* [Entries supplied]
——

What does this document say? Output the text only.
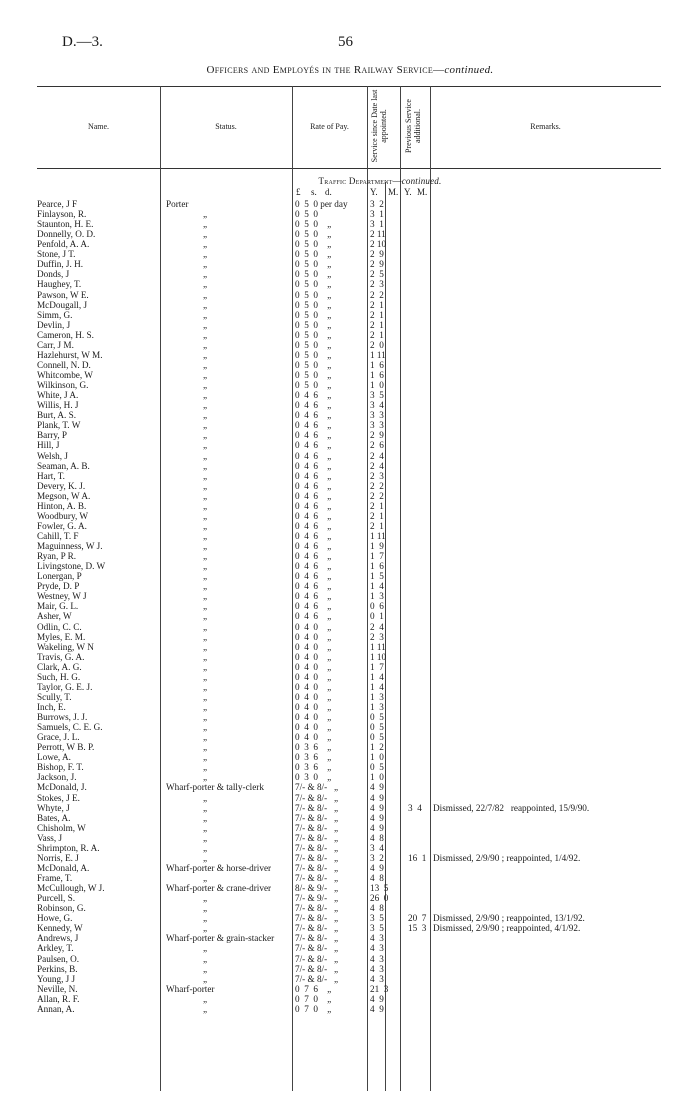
D.—3.	56
Officers and Employés in the Railway Service—continued.
Name.	Status.	Rate of Pay.	Service since Date last appointed. Previous Service additional.	Remarks.
Traffic Department—continued.
£ s. d.	Y. M. Y. M.
Pearce, J F	Porter	0  5  0 per day 3  2
Finlayson, R.	„	0  5  0	3  1
Staunton, H. E.	„	0  5  0    „	3  1
Donnelly, O. D.	„	0  5  0    „	2 11
Penfold, A. A.	„	0  5  0    „	2 10
Stone, J T.	„	0  5  0    „	2  9
Duffin, J. H.	„	0  5  0    „	2  9
Donds, J	„	0  5  0    „	2  5
Haughey, T.	„	0  5  0    „	2  3
Pawson, W E.	„	0  5  0    „	2  2
McDougall, J	„	0  5  0    „	2  1
Simm, G.	„	0  5  0    „	2  1
Devlin, J	„	0  5  0    „	2  1
Cameron, H. S.	„	0  5  0    „	2  1
Carr, J M.	„	0  5  0    „	2  0
Hazlehurst, W M.	„	0  5  0    „	1 11
Connell, N. D.	„	0  5  0    „	1  6
Whitcombe, W	„	0  5  0    „	1  6
Wilkinson, G.	„	0  5  0    „	1  0
White, J A.	„	0  4  6    „	3  5
Willis, H. J	„	0  4  6    „	3  4
Burt, A. S.	„	0  4  6    „	3  3
Plank, T. W	„	0  4  6    „	3  3
Barry, P	„	0  4  6    „	2  9
Hill, J	„	0  4  6    „	2  6
Welsh, J	„	0  4  6    „	2  4
Seaman, A. B.	„	0  4  6    „	2  4
Hart, T.	„	0  4  6    „	2  3
Devery, K. J.	„	0  4  6    „	2  2
Megson, W A.	„	0  4  6    „	2  2
Hinton, A. B.	„	0  4  6    „	2  1
Woodbury, W	„	0  4  6    „	2  1
Fowler, G. A.	„	0  4  6    „	2  1
Cahill, T. F	„	0  4  6    „	1 11
Maguinness, W J.	„	0  4  6    „	1  9
Ryan, P R.	„	0  4  6    „	1  7
Livingstone, D. W	„	0  4  6    „	1  6
Lonergan, P	„	0  4  6    „	1  5
Pryde, D. P	„	0  4  6    „	1  4
Westney, W J	„	0  4  6    „	1  3
Mair, G. L.	„	0  4  6    „	0  6
Asher, W	„	0  4  6    „	0  1
Odlin, C. C.	„	0  4  0    „	2  4
Myles, E. M.	„	0  4  0    „	2  3
Wakeling, W N	„	0  4  0    „	1 11
Travis, G. A.	„	0  4  0    „	1 10
Clark, A. G.	„	0  4  0    „	1  7
Such, H. G.	„	0  4  0    „	1  4
Taylor, G. E. J.	„	0  4  0    „	1  4
Scully, T.	„	0  4  0    „	1  3
Inch, E.	„	0  4  0    „	1  3
Burrows, J. J.	„	0  4  0    „	0  5
Samuels, C. E. G.	„	0  4  0    „	0  5
Grace, J. L.	„	0  4  0    „	0  5
Perrott, W B. P.	„	0  3  6    „	1  2
Lowe, A.	„	0  3  6    „	1  0
Bishop, F. T.	„	0  3  6    „	0  5
Jackson, J.	„	0  3  0    „	1  0
McDonald, J.	Wharf-porter & tally-clerk	7/- & 8/-   „	4  9
Stokes, J E.	„	7/- & 8/-   „	4  9
Whyte, J	„	7/- & 8/-   „	4  9	3  4 Dismissed, 22/7/82   reappointed, 15/9/90.
Bates, A.	„	7/- & 8/-   „	4  9
Chisholm, W	„	7/- & 8/-   „	4  9
Vass, J	„	7/- & 8/-   „	4  8
Shrimpton, R. A.	„	7/- & 8/-   „	3  4
Norris, E. J	„	7/- & 8/-   „	3  2	16  1 Dismissed, 2/9/90 ; reappointed, 1/4/92.
McDonald, A.	Wharf-porter & horse-driver	7/- & 8/-   „	4  9
Frame, T.	„	7/- & 8/-   „	4  8
McCullough, W J.	Wharf-porter & crane-driver	8/- & 9/-   „	13  5
Purcell, S.	„	7/- & 9/-   „	26  0
Robinson, G.	„	7/- & 8/-   „	4  8
Howe, G.	„	7/- & 8/-   „	3  5	20  7 Dismissed, 2/9/90 ; reappointed, 13/1/92.
Kennedy, W	„	7/- & 8/-   „	3  5	15  3 Dismissed, 2/9/90 ; reappointed, 4/1/92.
Andrews, J	Wharf-porter & grain-stacker 7/- & 8/-   „	4  3
Arkley, T.	„	7/- & 8/-   „	4  3
Paulsen, O.	„	7/- & 8/-   „	4  3
Perkins, B.	„	7/- & 8/-   „	4  3
Young, J J	„	7/- & 8/-   „	4  3
Neville, N.	Wharf-porter	0  7  6    „	21  3
Allan, R. F.	„	0  7  0    „	4  9
Annan, A.	„	0  7  0    „	4  9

——

* [Exercise goal]
The pictures should not be reproduced; quote all of the other material exactly.

* [Worked answer]
What does this document say? Output the text only.
D.—3.	56
Officers and Employés in the Railway Service—continued.
Name.	Status.	Rate of Pay.	Service since Date last appointed. Previous Service additional.	Remarks.
Traffic Department—continued.
£ s. d.	Y. M. Y. M.
Pearce, J F	Porter	0  5  0 per day 3  2
Finlayson, R.	„	0  5  0	3  1
Staunton, H. E.	„	0  5  0    „	3  1
Donnelly, O. D.	„	0  5  0    „	2 11
Penfold, A. A.	„	0  5  0    „	2 10
Stone, J T.	„	0  5  0    „	2  9
Duffin, J. H.	„	0  5  0    „	2  9
Donds, J	„	0  5  0    „	2  5
Haughey, T.	„	0  5  0    „	2  3
Pawson, W E.	„	0  5  0    „	2  2
McDougall, J	„	0  5  0    „	2  1
Simm, G.	„	0  5  0    „	2  1
Devlin, J	„	0  5  0    „	2  1
Cameron, H. S.	„	0  5  0    „	2  1
Carr, J M.	„	0  5  0    „	2  0
Hazlehurst, W M.	„	0  5  0    „	1 11
Connell, N. D.	„	0  5  0    „	1  6
Whitcombe, W	„	0  5  0    „	1  6
Wilkinson, G.	„	0  5  0    „	1  0
White, J A.	„	0  4  6    „	3  5
Willis, H. J	„	0  4  6    „	3  4
Burt, A. S.	„	0  4  6    „	3  3
Plank, T. W	„	0  4  6    „	3  3
Barry, P	„	0  4  6    „	2  9
Hill, J	„	0  4  6    „	2  6
Welsh, J	„	0  4  6    „	2  4
Seaman, A. B.	„	0  4  6    „	2  4
Hart, T.	„	0  4  6    „	2  3
Devery, K. J.	„	0  4  6    „	2  2
Megson, W A.	„	0  4  6    „	2  2
Hinton, A. B.	„	0  4  6    „	2  1
Woodbury, W	„	0  4  6    „	2  1
Fowler, G. A.	„	0  4  6    „	2  1
Cahill, T. F	„	0  4  6    „	1 11
Maguinness, W J.	„	0  4  6    „	1  9
Ryan, P R.	„	0  4  6    „	1  7
Livingstone, D. W	„	0  4  6    „	1  6
Lonergan, P	„	0  4  6    „	1  5
Pryde, D. P	„	0  4  6    „	1  4
Westney, W J	„	0  4  6    „	1  3
Mair, G. L.	„	0  4  6    „	0  6
Asher, W	„	0  4  6    „	0  1
Odlin, C. C.	„	0  4  0    „	2  4
Myles, E. M.	„	0  4  0    „	2  3
Wakeling, W N	„	0  4  0    „	1 11
Travis, G. A.	„	0  4  0    „	1 10
Clark, A. G.	„	0  4  0    „	1  7
Such, H. G.	„	0  4  0    „	1  4
Taylor, G. E. J.	„	0  4  0    „	1  4
Scully, T.	„	0  4  0    „	1  3
Inch, E.	„	0  4  0    „	1  3
Burrows, J. J.	„	0  4  0    „	0  5
Samuels, C. E. G.	„	0  4  0    „	0  5
Grace, J. L.	„	0  4  0    „	0  5
Perrott, W B. P.	„	0  3  6    „	1  2
Lowe, A.	„	0  3  6    „	1  0
Bishop, F. T.	„	0  3  6    „	0  5
Jackson, J.	„	0  3  0    „	1  0
McDonald, J.	Wharf-porter & tally-clerk	7/- & 8/-   „	4  9
Stokes, J E.	„	7/- & 8/-   „	4  9
Whyte, J	„	7/- & 8/-   „	4  9	3  4 Dismissed, 22/7/82   reappointed, 15/9/90.
Bates, A.	„	7/- & 8/-   „	4  9
Chisholm, W	„	7/- & 8/-   „	4  9
Vass, J	„	7/- & 8/-   „	4  8
Shrimpton, R. A.	„	7/- & 8/-   „	3  4
Norris, E. J	„	7/- & 8/-   „	3  2	16  1 Dismissed, 2/9/90 ; reappointed, 1/4/92.
McDonald, A.	Wharf-porter & horse-driver	7/- & 8/-   „	4  9
Frame, T.	„	7/- & 8/-   „	4  8
McCullough, W J.	Wharf-porter & crane-driver	8/- & 9/-   „	13  5
Purcell, S.	„	7/- & 9/-   „	26  0
Robinson, G.	„	7/- & 8/-   „	4  8
Howe, G.	„	7/- & 8/-   „	3  5	20  7 Dismissed, 2/9/90 ; reappointed, 13/1/92.
Kennedy, W	„	7/- & 8/-   „	3  5	15  3 Dismissed, 2/9/90 ; reappointed, 4/1/92.
Andrews, J	Wharf-porter & grain-stacker 7/- & 8/-   „	4  3
Arkley, T.	„	7/- & 8/-   „	4  3
Paulsen, O.	„	7/- & 8/-   „	4  3
Perkins, B.	„	7/- & 8/-   „	4  3
Young, J J	„	7/- & 8/-   „	4  3
Neville, N.	Wharf-porter	0  7  6    „	21  3
Allan, R. F.	„	0  7  0    „	4  9
Annan, A.	„	0  7  0    „	4  9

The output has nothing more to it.